**Excerpt to read**.
START

I can tell by the way you walk

"Great Juno comes; I know her by her gait."
William Shakespeare, The Tempest

Retinal scans, finger printing or facial recognition get most of the publicity but researchers across the world are quietly labouring away at alternative types of biometrics.

Recognition by the way someone walk (their gait), the shape of their ears, the rhythm they make when they tap and the involuntary response of ears to sounds all have the potential to raise the stock of biometric techniques. According to Professor Mark Nixon, of the Image Speech and Recognition Research Group at the University of Southampton, each has unique advantages which makes them worth exploring.

Recognition by ear has already been used in criminal cases and has the advantage that the ear does not change shape with age. Smiling doesn't confuse ear recognition but hair might. Newer techniques such as the otoaustic effect (the response of the ear to sound) has the advantage that it is non-invasive and yet voluntary. However practical implementation is still some way off.

Recognition by rhythm is so simple it is possible to implement it on smartcards. However results of this so far have been mediocre. Using a piezoelectric sensor built into a smartcard, researchers have so far been unable to reduce the false acceptance of impostors below 15 per cent.

END

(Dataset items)
START

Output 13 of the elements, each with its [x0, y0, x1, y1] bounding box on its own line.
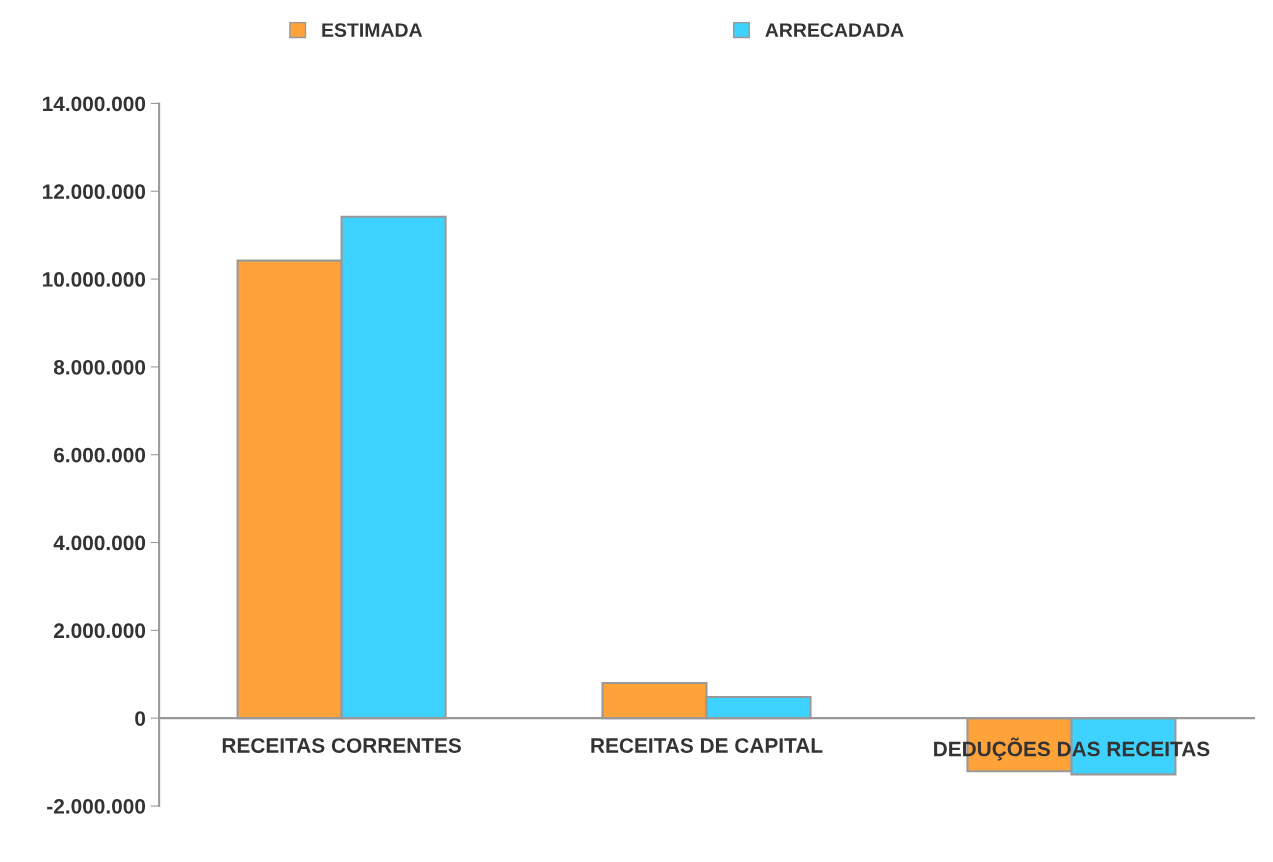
y-tick-label: -2.000.000: [47, 798, 146, 814]
y-tick-label: 10.000.000: [42, 272, 146, 287]
y-tick-label: 8.000.000: [53, 359, 146, 375]
legend-label: ARRECADADA: [765, 23, 904, 37]
x-tick-label: RECEITAS CORRENTES: [222, 738, 461, 753]
y-tick-label: 0: [135, 711, 146, 726]
y-tick-label: 6.000.000: [54, 447, 146, 463]
y-tick-label: 12.000.000: [42, 184, 146, 200]
y-tick-label: 2.000.000: [53, 623, 146, 639]
y-tick-label: 4.000.000: [53, 535, 146, 551]
x-tick-label: RECEITAS DE CAPITAL: [591, 738, 823, 753]
legend-label: ESTIMADA: [322, 23, 423, 37]
y-tick-label: 14.000.000: [42, 96, 146, 112]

END

**Work to do**.
a: Please summarize the excerpt on alternative biometrics in two sentences.
b: Print the lines of the listing from the line with "y-tick-label: -2.000.000: [47, 798, 146, 814]" up to and including the line with "x-tick-label: RECEITAS DE".

**Solutions**.
a: Researchers around the world are working on less publicized biometrics, such as recognition by gait, ear shape, tapping rhythm and the ear's response to sound, and Professor Mark Nixon of the University of Southampton says each has unique advantages. Ear recognition has already been used in criminal cases and is not affected by age, while rhythm recognition is simple enough for smartcards but has not yet brought false acceptance of impostors below 15 percent.

b:
y-tick-label: -2.000.000: [47, 798, 146, 814]
y-tick-label: 10.000.000: [42, 272, 146, 287]
y-tick-label: 8.000.000: [53, 359, 146, 375]
legend-label: ARRECADADA: [765, 23, 904, 37]
x-tick-label: RECEITAS CORRENTES: [222, 738, 461, 753]
y-tick-label: 0: [135, 711, 146, 726]
y-tick-label: 6.000.000: [54, 447, 146, 463]
y-tick-label: 12.000.000: [42, 184, 146, 200]
y-tick-label: 2.000.000: [53, 623, 146, 639]
y-tick-label: 4.000.000: [53, 535, 146, 551]
x-tick-label: RECEITAS DE CAPITAL: [591, 738, 823, 753]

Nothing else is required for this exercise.